** START OF EXERCISE MATERIAL **

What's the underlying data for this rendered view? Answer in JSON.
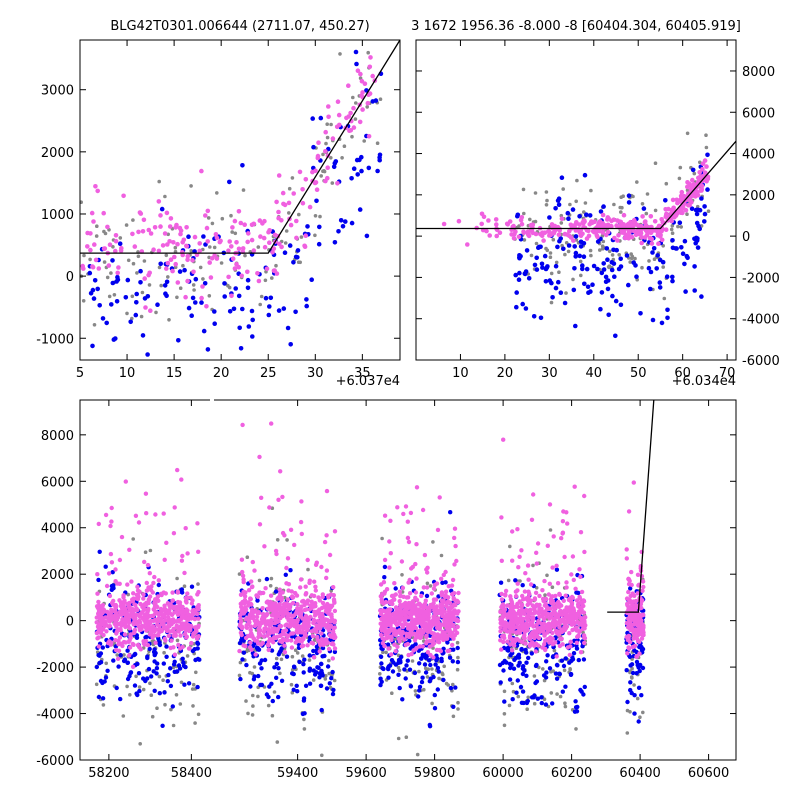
{
  "chart_data": [
    {
      "type": "scatter",
      "title": "BLG42T0301.006644 (2711.07, 450.27)",
      "x_offset_label": "+6.037e4",
      "xlim": [
        5,
        39
      ],
      "ylim": [
        -1350,
        3800
      ],
      "x_ticks": [
        5,
        10,
        15,
        20,
        25,
        30,
        35
      ],
      "y_ticks": [
        -1000,
        0,
        1000,
        2000,
        3000
      ],
      "y_axis_side": "left",
      "fit_line": [
        [
          5,
          370
        ],
        [
          25,
          370
        ],
        [
          39,
          3800
        ]
      ],
      "colors": {
        "gray": "#888888",
        "blue": "#0000ee",
        "pink": "#f060e0",
        "line": "#000000"
      }
    },
    {
      "type": "scatter",
      "title": "3 1672 1956.36 -8.000 -8 [60404.304, 60405.919]",
      "x_offset_label": "+6.034e4",
      "xlim": [
        0,
        72
      ],
      "ylim": [
        -6000,
        9500
      ],
      "x_ticks": [
        10,
        20,
        30,
        40,
        50,
        60,
        70
      ],
      "y_ticks": [
        -6000,
        -4000,
        -2000,
        0,
        2000,
        4000,
        6000,
        8000
      ],
      "y_axis_side": "right",
      "fit_line": [
        [
          0,
          370
        ],
        [
          55,
          370
        ],
        [
          72,
          4600
        ]
      ],
      "colors": {
        "gray": "#888888",
        "blue": "#0000ee",
        "pink": "#f060e0",
        "line": "#000000"
      }
    },
    {
      "type": "scatter",
      "title": "",
      "xlim": [
        58130,
        60680
      ],
      "ylim": [
        -6000,
        9500
      ],
      "x_ticks": [
        58200,
        58400,
        59400,
        59600,
        59800,
        60000,
        60200,
        60400,
        60600
      ],
      "y_ticks": [
        -6000,
        -4000,
        -2000,
        0,
        2000,
        4000,
        6000,
        8000
      ],
      "broken_axis": true,
      "seasons": [
        [
          58170,
          58420
        ],
        [
          59230,
          59510
        ],
        [
          59640,
          59870
        ],
        [
          59990,
          60240
        ],
        [
          60360,
          60410
        ]
      ],
      "fit_line": [
        [
          60304,
          370
        ],
        [
          60395,
          370
        ],
        [
          60440,
          9500
        ]
      ],
      "colors": {
        "gray": "#888888",
        "blue": "#0000ee",
        "pink": "#f060e0",
        "line": "#000000"
      }
    }
  ]
}
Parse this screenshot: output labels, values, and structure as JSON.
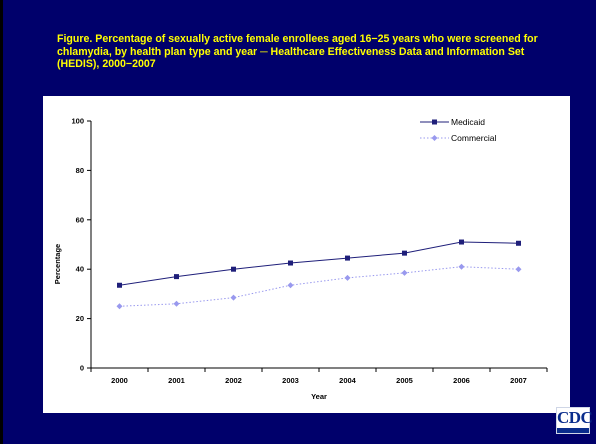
{
  "title": "Figure. Percentage of sexually active female enrollees aged 16−25 years who were screened for chlamydia, by health plan type and year ─ Healthcare Effectiveness Data and Information Set (HEDIS), 2000−2007",
  "logo": {
    "text": "CDC"
  },
  "colors": {
    "background": "#00006b",
    "title": "#ffff00",
    "medicaid": "#1f1f7a",
    "commercial": "#9999ee"
  },
  "chart_data": {
    "type": "line",
    "categories": [
      "2000",
      "2001",
      "2002",
      "2003",
      "2004",
      "2005",
      "2006",
      "2007"
    ],
    "series": [
      {
        "name": "Medicaid",
        "values": [
          33.5,
          37,
          40,
          42.5,
          44.5,
          46.5,
          51,
          50.5
        ],
        "line_style": "solid",
        "marker": "square"
      },
      {
        "name": "Commercial",
        "values": [
          25,
          26,
          28.5,
          33.5,
          36.5,
          38.5,
          41,
          40
        ],
        "line_style": "dotted",
        "marker": "diamond"
      }
    ],
    "xlabel": "Year",
    "ylabel": "Percentage",
    "ylim": [
      0,
      100
    ],
    "yticks": [
      "0",
      "20",
      "40",
      "60",
      "80",
      "100"
    ],
    "grid": false,
    "legend_position": "top-right"
  }
}
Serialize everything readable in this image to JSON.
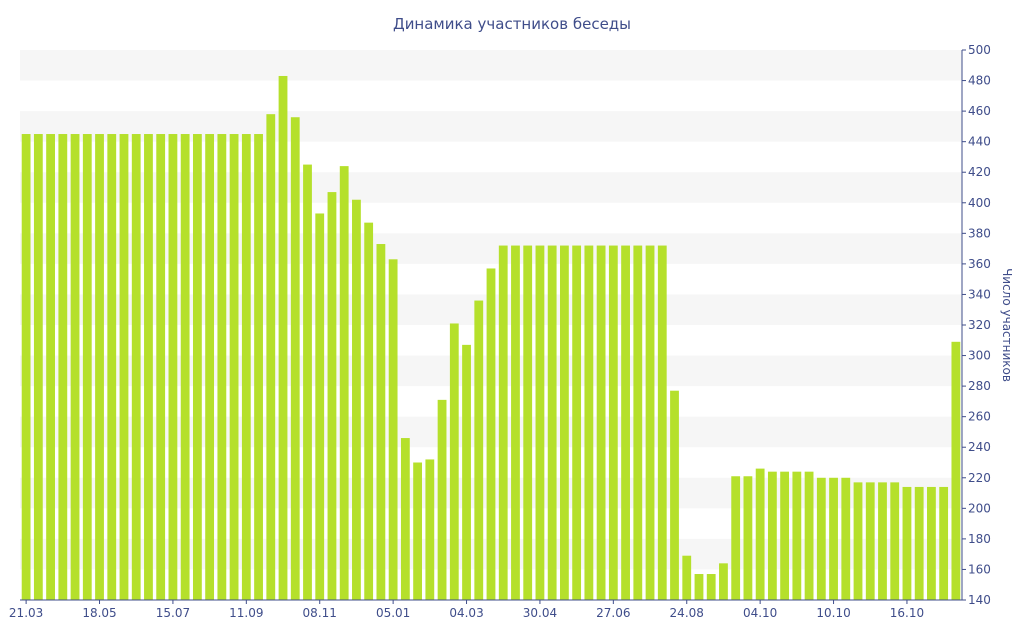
{
  "chart_data": {
    "type": "bar",
    "title": "Динамика участников беседы",
    "ylabel": "Число участников",
    "xlabel": "",
    "ylim": [
      140,
      500
    ],
    "ytick_step": 20,
    "y_axis_position": "right",
    "grid": "horizontal alternating bands",
    "color": "#b5e02b",
    "x_tick_labels": [
      "21.03",
      "18.05",
      "15.07",
      "11.09",
      "08.11",
      "05.01",
      "04.03",
      "30.04",
      "27.06",
      "24.08",
      "04.10",
      "10.10",
      "16.10"
    ],
    "values": [
      445,
      445,
      445,
      445,
      445,
      445,
      445,
      445,
      445,
      445,
      445,
      445,
      445,
      445,
      445,
      445,
      445,
      445,
      445,
      445,
      458,
      483,
      456,
      425,
      393,
      407,
      424,
      402,
      387,
      373,
      363,
      246,
      230,
      232,
      271,
      321,
      307,
      336,
      357,
      372,
      372,
      372,
      372,
      372,
      372,
      372,
      372,
      372,
      372,
      372,
      372,
      372,
      372,
      277,
      169,
      157,
      157,
      164,
      221,
      221,
      226,
      224,
      224,
      224,
      224,
      220,
      220,
      220,
      217,
      217,
      217,
      217,
      214,
      214,
      214,
      214,
      309
    ]
  }
}
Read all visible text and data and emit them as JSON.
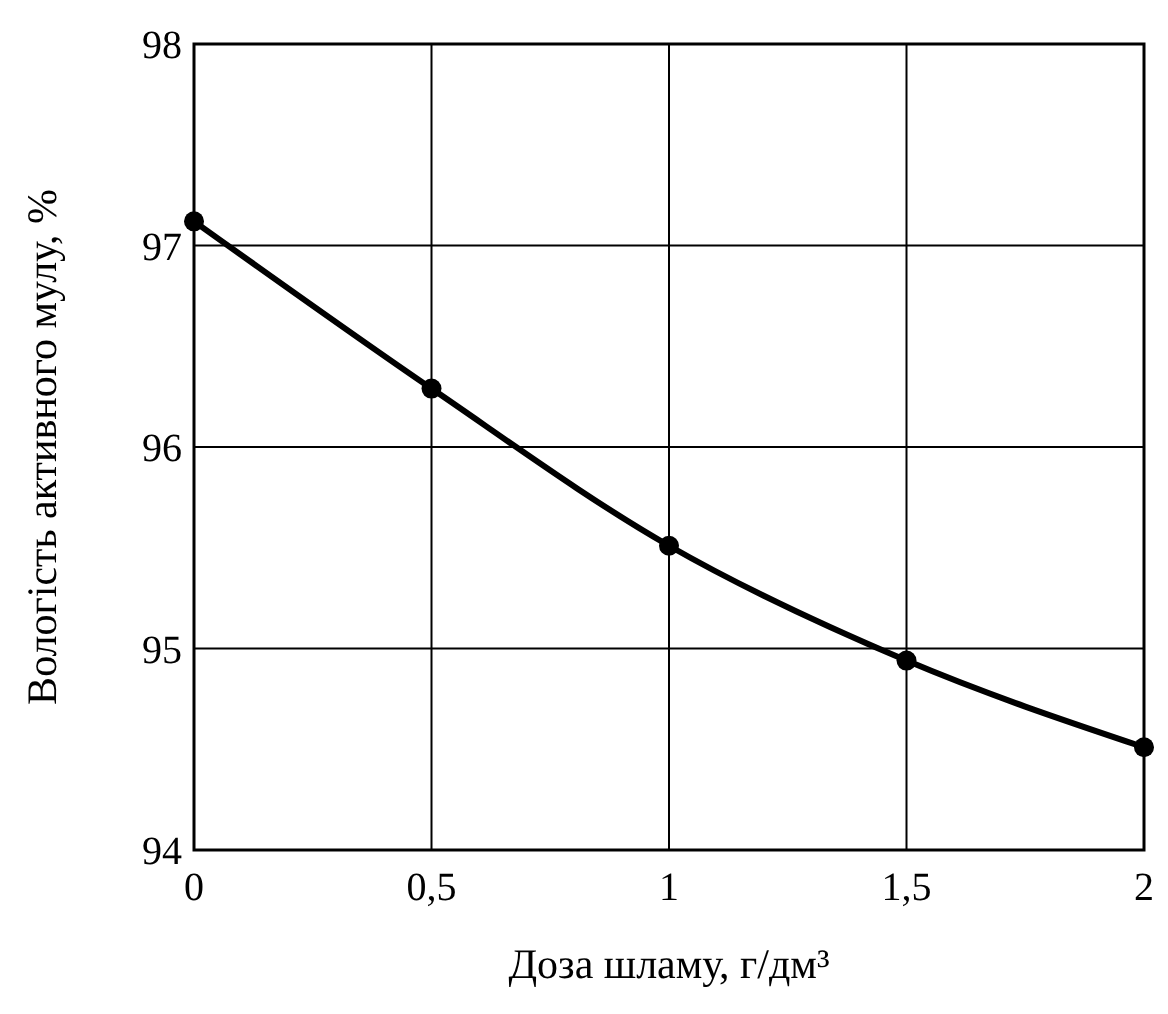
{
  "chart_data": {
    "type": "line",
    "xlabel": "Доза шламу, г/дм³",
    "ylabel": "Вологість активного мулу, %",
    "x": [
      0,
      0.5,
      1,
      1.5,
      2
    ],
    "series": [
      {
        "color": "#000000",
        "values": [
          97.12,
          96.29,
          95.51,
          94.94,
          94.51
        ]
      }
    ],
    "xlim": [
      0,
      2
    ],
    "xticks": [
      0,
      {
        "value": 0.5,
        "label": "0,5"
      },
      1,
      {
        "value": 1.5,
        "label": "1,5"
      },
      2
    ],
    "ylim": [
      94,
      98
    ],
    "yticks": [
      94,
      95,
      96,
      97,
      98
    ],
    "grid": true,
    "marker": "circle",
    "line_style": "solid"
  }
}
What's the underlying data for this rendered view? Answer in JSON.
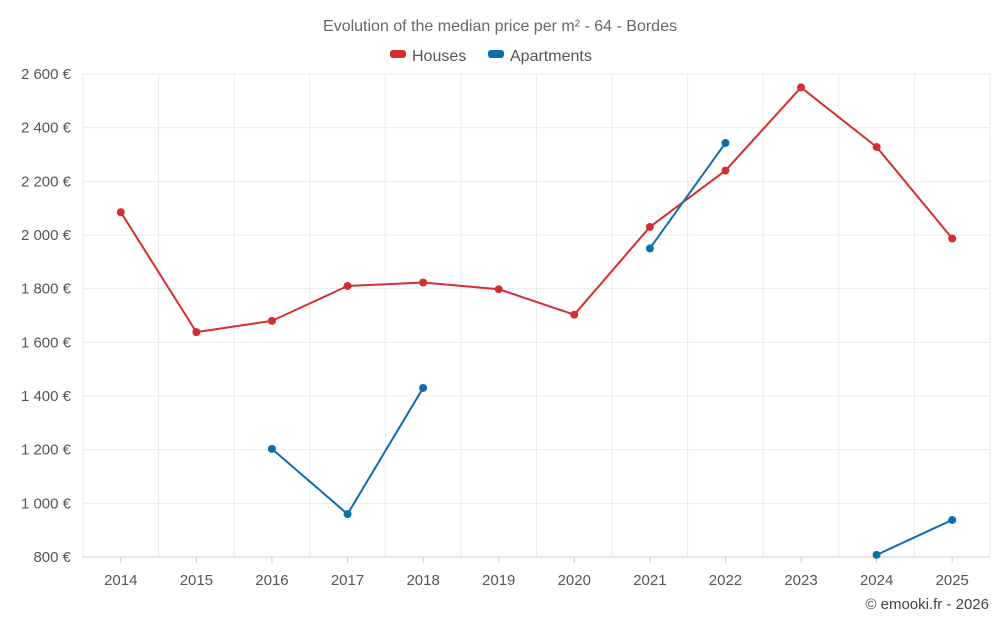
{
  "chart_data": {
    "type": "line",
    "title": "Evolution of the median price per m² - 64 - Bordes",
    "credit": "© emooki.fr - 2026",
    "x": [
      2014,
      2015,
      2016,
      2017,
      2018,
      2019,
      2020,
      2021,
      2022,
      2023,
      2024,
      2025
    ],
    "x_tick_labels": [
      "2014",
      "2015",
      "2016",
      "2017",
      "2018",
      "2019",
      "2020",
      "2021",
      "2022",
      "2023",
      "2024",
      "2025"
    ],
    "ylim": [
      800,
      2600
    ],
    "y_ticks": [
      800,
      1000,
      1200,
      1400,
      1600,
      1800,
      2000,
      2200,
      2400,
      2600
    ],
    "y_tick_labels": [
      "800 €",
      "1 000 €",
      "1 200 €",
      "1 400 €",
      "1 600 €",
      "1 800 €",
      "2 000 €",
      "2 200 €",
      "2 400 €",
      "2 600 €"
    ],
    "grid": true,
    "legend_position": "top-center",
    "series": [
      {
        "name": "Houses",
        "color": "#d32f2f",
        "values": [
          2085,
          1638,
          1680,
          1810,
          1823,
          1798,
          1703,
          2030,
          2240,
          2550,
          2328,
          1987
        ]
      },
      {
        "name": "Apartments",
        "color": "#0d6ea8",
        "values": [
          null,
          null,
          1203,
          960,
          1430,
          null,
          null,
          1950,
          2343,
          null,
          808,
          938
        ]
      }
    ]
  }
}
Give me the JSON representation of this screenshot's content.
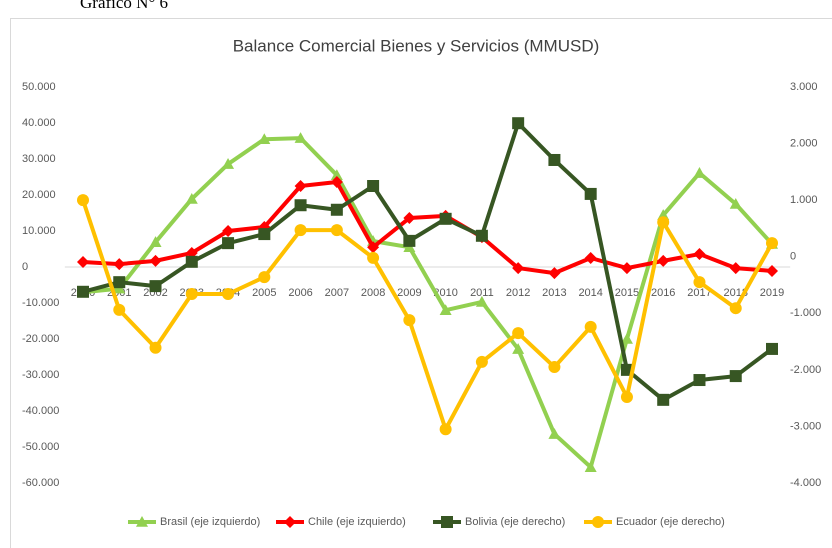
{
  "page_label": "Gráfico N° 6",
  "chart_data": {
    "type": "line",
    "title": "Balance Comercial Bienes y Servicios (MMUSD)",
    "categories": [
      "2000",
      "2001",
      "2002",
      "2003",
      "2004",
      "2005",
      "2006",
      "2007",
      "2008",
      "2009",
      "2010",
      "2011",
      "2012",
      "2013",
      "2014",
      "2015",
      "2016",
      "2017",
      "2018",
      "2019"
    ],
    "series": [
      {
        "name": "Brasil (eje izquierdo)",
        "color": "#92d050",
        "marker": "triangle",
        "axis": "y",
        "values": [
          -7000,
          -6000,
          6900,
          18900,
          28600,
          35500,
          35800,
          25500,
          7200,
          5500,
          -12000,
          -9700,
          -22800,
          -46400,
          -55600,
          -20000,
          14400,
          26100,
          17500,
          6400
        ]
      },
      {
        "name": "Chile (eje izquierdo)",
        "color": "#ff0000",
        "marker": "diamond",
        "axis": "y",
        "values": [
          1400,
          800,
          1700,
          3900,
          10000,
          11100,
          22500,
          23600,
          5500,
          13600,
          14200,
          8300,
          -300,
          -1700,
          2500,
          -300,
          1700,
          3600,
          -300,
          -1100
        ]
      },
      {
        "name": "Bolivia (eje derecho)",
        "color": "#375623",
        "marker": "square",
        "axis": "y2",
        "values": [
          -620,
          -450,
          -520,
          -90,
          240,
          400,
          910,
          830,
          1250,
          280,
          670,
          370,
          2360,
          1710,
          1110,
          -2000,
          -2530,
          -2180,
          -2110,
          -1630
        ]
      },
      {
        "name": "Ecuador (eje derecho)",
        "color": "#ffc000",
        "marker": "circle",
        "axis": "y2",
        "values": [
          1000,
          -940,
          -1610,
          -660,
          -660,
          -360,
          470,
          470,
          -20,
          -1120,
          -3050,
          -1860,
          -1350,
          -1950,
          -1240,
          -2480,
          610,
          -450,
          -910,
          240
        ]
      }
    ],
    "ylim": [
      -60000,
      50000
    ],
    "yticks": [
      {
        "value": 50000,
        "label": "50.000"
      },
      {
        "value": 40000,
        "label": "40.000"
      },
      {
        "value": 30000,
        "label": "30.000"
      },
      {
        "value": 20000,
        "label": "20.000"
      },
      {
        "value": 10000,
        "label": "10.000"
      },
      0,
      {
        "value": -10000,
        "label": "-10.000"
      },
      {
        "value": -20000,
        "label": "-20.000"
      },
      {
        "value": -30000,
        "label": "-30.000"
      },
      {
        "value": -40000,
        "label": "-40.000"
      },
      {
        "value": -50000,
        "label": "-50.000"
      },
      {
        "value": -60000,
        "label": "-60.000"
      }
    ],
    "y2lim": [
      -4000,
      3000
    ],
    "y2ticks": [
      {
        "value": 3000,
        "label": "3.000"
      },
      {
        "value": 2000,
        "label": "2.000"
      },
      {
        "value": 1000,
        "label": "1.000"
      },
      0,
      {
        "value": -1000,
        "label": "-1.000"
      },
      {
        "value": -2000,
        "label": "-2.000"
      },
      {
        "value": -3000,
        "label": "-3.000"
      },
      {
        "value": -4000,
        "label": "-4.000"
      }
    ],
    "grid": false,
    "legend": "bottom"
  }
}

** END OF EXERCISE MATERIAL **

▸ **TASK GOAL**: Report how many lines of the entries hold the string "screenshot". Provide the number alone.

▸ **THE COMPLETED TASK**: 2